» **LISTING**:
____________
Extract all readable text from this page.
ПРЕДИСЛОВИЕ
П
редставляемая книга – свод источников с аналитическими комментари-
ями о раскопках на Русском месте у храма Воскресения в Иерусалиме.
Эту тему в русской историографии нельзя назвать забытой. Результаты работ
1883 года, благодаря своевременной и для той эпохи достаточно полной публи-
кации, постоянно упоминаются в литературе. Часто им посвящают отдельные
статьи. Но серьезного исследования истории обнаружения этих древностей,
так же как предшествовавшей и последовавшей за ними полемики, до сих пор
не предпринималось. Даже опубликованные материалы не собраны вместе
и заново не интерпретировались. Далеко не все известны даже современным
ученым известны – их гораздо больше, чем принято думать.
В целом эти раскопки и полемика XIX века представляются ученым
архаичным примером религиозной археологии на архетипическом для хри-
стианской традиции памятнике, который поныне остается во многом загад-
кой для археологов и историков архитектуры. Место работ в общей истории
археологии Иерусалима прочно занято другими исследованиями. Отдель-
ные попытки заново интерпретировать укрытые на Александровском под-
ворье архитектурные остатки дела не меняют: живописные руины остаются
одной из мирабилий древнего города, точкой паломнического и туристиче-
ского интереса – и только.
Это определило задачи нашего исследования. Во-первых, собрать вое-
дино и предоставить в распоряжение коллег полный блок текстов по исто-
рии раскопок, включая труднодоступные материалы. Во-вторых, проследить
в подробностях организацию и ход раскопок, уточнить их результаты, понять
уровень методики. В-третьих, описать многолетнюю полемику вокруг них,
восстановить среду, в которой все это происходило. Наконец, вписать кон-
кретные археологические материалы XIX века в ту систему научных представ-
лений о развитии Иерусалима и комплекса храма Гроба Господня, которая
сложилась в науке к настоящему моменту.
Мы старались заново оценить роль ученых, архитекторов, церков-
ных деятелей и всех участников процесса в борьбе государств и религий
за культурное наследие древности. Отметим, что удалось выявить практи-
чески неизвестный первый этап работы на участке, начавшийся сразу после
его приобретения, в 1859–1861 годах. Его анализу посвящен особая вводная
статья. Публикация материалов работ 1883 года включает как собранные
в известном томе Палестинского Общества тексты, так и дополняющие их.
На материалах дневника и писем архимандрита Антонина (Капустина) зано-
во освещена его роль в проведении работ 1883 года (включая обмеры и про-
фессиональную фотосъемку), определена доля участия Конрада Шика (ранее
____________
» **YOUR GOAL**: Write the whole listing out again. Keep every line exactly as it is.

» **RESPONSE TO THE TASK**:
Extract all readable text from this page.
ПРЕДИСЛОВИЕ
П
редставляемая книга – свод источников с аналитическими комментари-
ями о раскопках на Русском месте у храма Воскресения в Иерусалиме.
Эту тему в русской историографии нельзя назвать забытой. Результаты работ
1883 года, благодаря своевременной и для той эпохи достаточно полной публи-
кации, постоянно упоминаются в литературе. Часто им посвящают отдельные
статьи. Но серьезного исследования истории обнаружения этих древностей,
так же как предшествовавшей и последовавшей за ними полемики, до сих пор
не предпринималось. Даже опубликованные материалы не собраны вместе
и заново не интерпретировались. Далеко не все известны даже современным
ученым известны – их гораздо больше, чем принято думать.
В целом эти раскопки и полемика XIX века представляются ученым
архаичным примером религиозной археологии на архетипическом для хри-
стианской традиции памятнике, который поныне остается во многом загад-
кой для археологов и историков архитектуры. Место работ в общей истории
археологии Иерусалима прочно занято другими исследованиями. Отдель-
ные попытки заново интерпретировать укрытые на Александровском под-
ворье архитектурные остатки дела не меняют: живописные руины остаются
одной из мирабилий древнего города, точкой паломнического и туристиче-
ского интереса – и только.
Это определило задачи нашего исследования. Во-первых, собрать вое-
дино и предоставить в распоряжение коллег полный блок текстов по исто-
рии раскопок, включая труднодоступные материалы. Во-вторых, проследить
в подробностях организацию и ход раскопок, уточнить их результаты, понять
уровень методики. В-третьих, описать многолетнюю полемику вокруг них,
восстановить среду, в которой все это происходило. Наконец, вписать кон-
кретные археологические материалы XIX века в ту систему научных представ-
лений о развитии Иерусалима и комплекса храма Гроба Господня, которая
сложилась в науке к настоящему моменту.
Мы старались заново оценить роль ученых, архитекторов, церков-
ных деятелей и всех участников процесса в борьбе государств и религий
за культурное наследие древности. Отметим, что удалось выявить практи-
чески неизвестный первый этап работы на участке, начавшийся сразу после
его приобретения, в 1859–1861 годах. Его анализу посвящен особая вводная
статья. Публикация материалов работ 1883 года включает как собранные
в известном томе Палестинского Общества тексты, так и дополняющие их.
На материалах дневника и писем архимандрита Антонина (Капустина) зано-
во освещена его роль в проведении работ 1883 года (включая обмеры и про-
фессиональную фотосъемку), определена доля участия Конрада Шика (ранее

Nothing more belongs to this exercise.